## TASK PROMPT:
Check each line of the listing below for the word "Santa" and say how many lines have it. Nothing else should be written.

## MATERIALS PROVIDED:
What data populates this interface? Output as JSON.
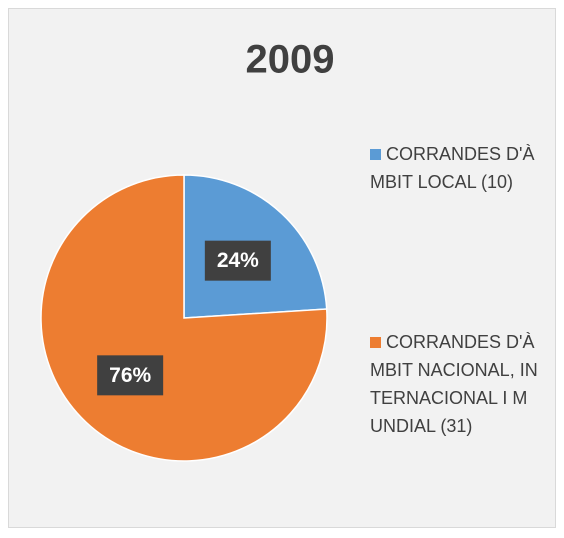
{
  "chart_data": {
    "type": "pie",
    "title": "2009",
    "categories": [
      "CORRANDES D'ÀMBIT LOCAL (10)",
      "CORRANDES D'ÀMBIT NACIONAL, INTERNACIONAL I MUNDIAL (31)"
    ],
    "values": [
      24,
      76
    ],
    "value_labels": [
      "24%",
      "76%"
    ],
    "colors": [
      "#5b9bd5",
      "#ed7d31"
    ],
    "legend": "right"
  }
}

* * *

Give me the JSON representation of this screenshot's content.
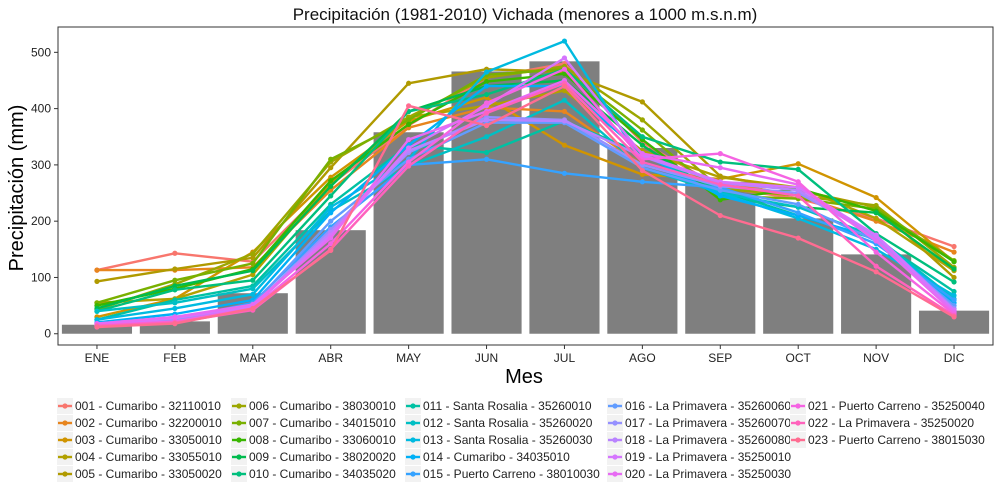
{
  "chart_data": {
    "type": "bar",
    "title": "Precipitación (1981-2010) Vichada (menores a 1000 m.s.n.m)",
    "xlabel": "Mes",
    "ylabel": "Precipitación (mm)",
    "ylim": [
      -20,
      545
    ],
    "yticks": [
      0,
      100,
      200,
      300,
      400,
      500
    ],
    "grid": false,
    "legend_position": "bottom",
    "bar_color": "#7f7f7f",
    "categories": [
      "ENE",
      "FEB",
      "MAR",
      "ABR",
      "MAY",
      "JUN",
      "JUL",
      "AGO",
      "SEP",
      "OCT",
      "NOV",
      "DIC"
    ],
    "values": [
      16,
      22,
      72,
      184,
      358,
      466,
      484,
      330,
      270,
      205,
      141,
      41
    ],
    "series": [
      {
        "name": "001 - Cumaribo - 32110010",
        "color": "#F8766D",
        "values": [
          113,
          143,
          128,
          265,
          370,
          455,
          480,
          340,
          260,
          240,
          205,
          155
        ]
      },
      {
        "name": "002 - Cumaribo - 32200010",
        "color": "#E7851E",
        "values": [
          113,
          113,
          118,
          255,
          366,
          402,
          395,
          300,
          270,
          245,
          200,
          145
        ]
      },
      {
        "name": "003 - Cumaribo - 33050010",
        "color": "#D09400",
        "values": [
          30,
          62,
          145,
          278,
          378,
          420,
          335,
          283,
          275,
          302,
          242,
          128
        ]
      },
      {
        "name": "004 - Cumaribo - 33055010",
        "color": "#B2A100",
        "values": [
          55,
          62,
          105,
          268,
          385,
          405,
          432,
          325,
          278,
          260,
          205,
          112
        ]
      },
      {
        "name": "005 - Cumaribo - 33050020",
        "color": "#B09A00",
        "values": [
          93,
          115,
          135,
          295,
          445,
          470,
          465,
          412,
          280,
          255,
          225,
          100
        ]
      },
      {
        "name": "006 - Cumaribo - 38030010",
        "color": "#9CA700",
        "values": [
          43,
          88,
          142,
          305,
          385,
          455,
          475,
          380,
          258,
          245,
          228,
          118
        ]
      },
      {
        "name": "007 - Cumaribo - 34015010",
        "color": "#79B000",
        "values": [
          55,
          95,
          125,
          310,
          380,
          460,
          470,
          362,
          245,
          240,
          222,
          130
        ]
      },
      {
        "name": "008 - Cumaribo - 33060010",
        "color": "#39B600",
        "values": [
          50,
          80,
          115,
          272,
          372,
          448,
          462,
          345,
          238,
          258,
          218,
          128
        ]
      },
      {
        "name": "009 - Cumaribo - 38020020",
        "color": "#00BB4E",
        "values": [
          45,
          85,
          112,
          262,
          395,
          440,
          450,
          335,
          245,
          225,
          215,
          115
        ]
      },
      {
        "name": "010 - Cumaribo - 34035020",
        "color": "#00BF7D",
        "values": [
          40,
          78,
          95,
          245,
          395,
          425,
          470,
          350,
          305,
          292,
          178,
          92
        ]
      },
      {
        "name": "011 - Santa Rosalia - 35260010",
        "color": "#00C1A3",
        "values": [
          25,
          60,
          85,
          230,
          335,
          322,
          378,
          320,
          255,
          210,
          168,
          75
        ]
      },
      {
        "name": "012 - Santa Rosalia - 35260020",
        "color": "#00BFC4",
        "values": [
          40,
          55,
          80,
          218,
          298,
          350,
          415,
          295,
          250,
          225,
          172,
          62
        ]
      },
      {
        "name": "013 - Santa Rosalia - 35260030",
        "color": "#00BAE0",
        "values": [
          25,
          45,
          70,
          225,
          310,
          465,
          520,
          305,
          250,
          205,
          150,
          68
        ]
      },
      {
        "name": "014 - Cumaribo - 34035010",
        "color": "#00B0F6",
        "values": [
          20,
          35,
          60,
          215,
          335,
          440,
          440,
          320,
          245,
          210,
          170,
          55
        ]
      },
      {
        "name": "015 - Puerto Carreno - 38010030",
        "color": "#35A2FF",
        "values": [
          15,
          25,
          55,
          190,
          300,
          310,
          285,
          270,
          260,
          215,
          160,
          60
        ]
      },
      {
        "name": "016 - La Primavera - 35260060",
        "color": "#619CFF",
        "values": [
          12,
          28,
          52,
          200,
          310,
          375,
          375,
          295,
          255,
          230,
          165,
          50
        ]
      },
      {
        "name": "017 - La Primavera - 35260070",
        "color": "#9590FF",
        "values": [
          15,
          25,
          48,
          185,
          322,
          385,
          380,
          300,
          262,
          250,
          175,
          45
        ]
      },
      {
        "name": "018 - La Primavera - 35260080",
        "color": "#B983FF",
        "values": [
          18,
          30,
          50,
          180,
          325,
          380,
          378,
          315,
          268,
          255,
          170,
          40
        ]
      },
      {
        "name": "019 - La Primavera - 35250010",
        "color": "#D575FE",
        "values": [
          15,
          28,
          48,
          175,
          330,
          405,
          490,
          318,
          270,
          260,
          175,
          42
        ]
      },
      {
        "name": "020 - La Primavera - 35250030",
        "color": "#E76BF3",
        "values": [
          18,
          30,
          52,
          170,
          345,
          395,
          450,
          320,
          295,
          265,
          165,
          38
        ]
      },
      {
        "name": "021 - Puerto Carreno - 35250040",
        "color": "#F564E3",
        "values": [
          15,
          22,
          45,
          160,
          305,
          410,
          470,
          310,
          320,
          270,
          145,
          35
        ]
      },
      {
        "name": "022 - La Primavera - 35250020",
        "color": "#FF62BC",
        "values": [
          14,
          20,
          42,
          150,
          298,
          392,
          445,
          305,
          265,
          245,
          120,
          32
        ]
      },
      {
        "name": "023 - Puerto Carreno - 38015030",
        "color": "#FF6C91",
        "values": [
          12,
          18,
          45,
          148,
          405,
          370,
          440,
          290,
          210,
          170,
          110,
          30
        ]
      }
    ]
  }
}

## FINISHED TASK:
3